* **MATERIAL SHOWN**:
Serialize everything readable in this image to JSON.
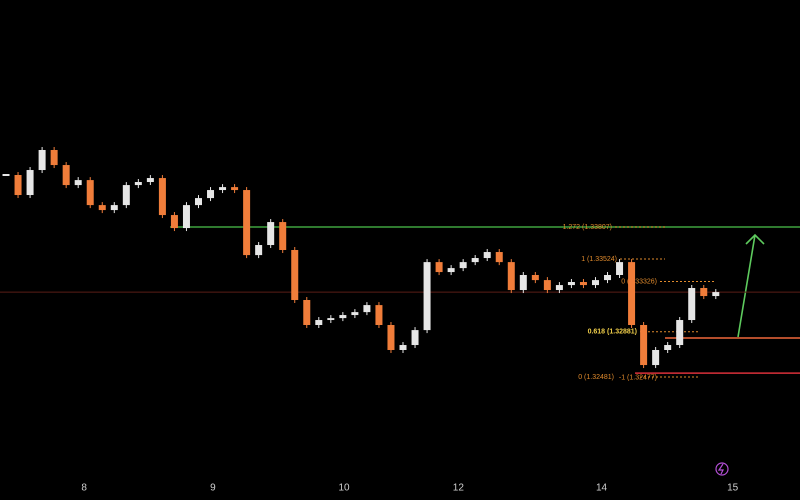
{
  "chart_data": {
    "type": "candlestick",
    "up_color": "#e6e6e6",
    "down_color": "#f07d3a",
    "values": [
      1.34267,
      1.3409,
      1.34311,
      1.34488,
      1.34355,
      1.34178,
      1.34222,
      1.34001,
      1.33957,
      1.34001,
      1.34178,
      1.34205,
      1.3424,
      1.33913,
      1.33798,
      1.34001,
      1.34063,
      1.34134,
      1.3416,
      1.34134,
      1.33559,
      1.33648,
      1.33851,
      1.33604,
      1.33162,
      1.32941,
      1.32985,
      1.33002,
      1.33029,
      1.33055,
      1.33117,
      1.32941,
      1.3272,
      1.32764,
      1.32896,
      1.33497,
      1.33409,
      1.33444,
      1.33497,
      1.33533,
      1.33586,
      1.33497,
      1.3325,
      1.33383,
      1.33338,
      1.3325,
      1.33294,
      1.33321,
      1.33294,
      1.33338,
      1.33383,
      1.33497,
      1.32941,
      1.32587,
      1.3272,
      1.32764,
      1.32985,
      1.33268,
      1.33197,
      1.33232
    ],
    "xlim": [
      -0.5,
      66
    ],
    "xticks": [
      {
        "value": 6.5,
        "label": "8"
      },
      {
        "value": 17.2,
        "label": "9"
      },
      {
        "value": 28.1,
        "label": "10"
      },
      {
        "value": 37.6,
        "label": "12"
      },
      {
        "value": 49.5,
        "label": "14"
      },
      {
        "value": 60.4,
        "label": "15"
      }
    ],
    "ylim": [
      1.31394,
      1.35814
    ],
    "levels": [
      {
        "value": 1.33807,
        "color": "#3fa33f"
      },
      {
        "value": 1.32826,
        "color": "#f0683a"
      },
      {
        "value": 1.32516,
        "color": "#d9303a"
      },
      {
        "value": 1.33232,
        "color": "#5a1e16"
      }
    ],
    "fib": [
      {
        "label": "1.272 (1.33807)",
        "value": 1.33807
      },
      {
        "label": "1 (1.33524)",
        "value": 1.33524
      },
      {
        "label": "0 (1.33326)",
        "value": 1.33326
      },
      {
        "label": "0.618 (1.32881)",
        "value": 1.32881
      },
      {
        "label": "0 (1.32481)",
        "value": 1.32481
      },
      {
        "label": "-1 (1.32477)",
        "value": 1.32477
      }
    ]
  }
}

* **WRITTEN REQUEST**: Look through the entries and work out how many lines have the word "label" in them; reply with that number only.

* **EXERCISE RESULT**: 12